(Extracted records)
-- start --

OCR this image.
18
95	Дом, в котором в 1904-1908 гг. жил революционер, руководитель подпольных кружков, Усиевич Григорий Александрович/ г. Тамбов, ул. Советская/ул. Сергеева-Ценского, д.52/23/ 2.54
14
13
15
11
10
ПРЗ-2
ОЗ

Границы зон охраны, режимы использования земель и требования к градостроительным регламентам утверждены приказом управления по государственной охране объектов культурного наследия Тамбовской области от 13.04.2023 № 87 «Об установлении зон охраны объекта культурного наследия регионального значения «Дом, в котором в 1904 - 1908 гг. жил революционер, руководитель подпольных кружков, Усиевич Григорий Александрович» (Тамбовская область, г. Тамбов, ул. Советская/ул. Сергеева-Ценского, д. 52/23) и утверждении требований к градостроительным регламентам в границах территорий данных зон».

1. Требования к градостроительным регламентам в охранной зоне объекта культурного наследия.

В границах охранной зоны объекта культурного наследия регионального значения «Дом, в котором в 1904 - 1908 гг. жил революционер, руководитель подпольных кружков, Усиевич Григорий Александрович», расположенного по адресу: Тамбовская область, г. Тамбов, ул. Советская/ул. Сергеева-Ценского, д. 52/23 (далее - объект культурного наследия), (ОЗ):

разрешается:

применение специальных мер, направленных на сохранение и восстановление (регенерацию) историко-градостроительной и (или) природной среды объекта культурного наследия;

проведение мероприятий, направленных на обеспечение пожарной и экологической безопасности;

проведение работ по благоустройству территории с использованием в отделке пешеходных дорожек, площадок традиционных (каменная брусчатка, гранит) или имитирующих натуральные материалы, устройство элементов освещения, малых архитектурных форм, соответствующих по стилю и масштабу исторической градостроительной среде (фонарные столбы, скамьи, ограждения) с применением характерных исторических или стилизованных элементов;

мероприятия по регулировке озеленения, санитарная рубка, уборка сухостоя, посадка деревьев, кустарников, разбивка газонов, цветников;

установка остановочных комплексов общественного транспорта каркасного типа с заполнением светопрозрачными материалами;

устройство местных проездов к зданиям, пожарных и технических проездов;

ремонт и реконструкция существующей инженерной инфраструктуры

-- end --

Copy and report every line where the word "направленных" is present.

• _Answer to the problem_
применение специальных мер, направленных на сохранение и восстановление (регенерацию) историко-градостроительной и (или) природной среды объекта культурного наследия;
проведение мероприятий, направленных на обеспечение пожарной и экологической безопасности;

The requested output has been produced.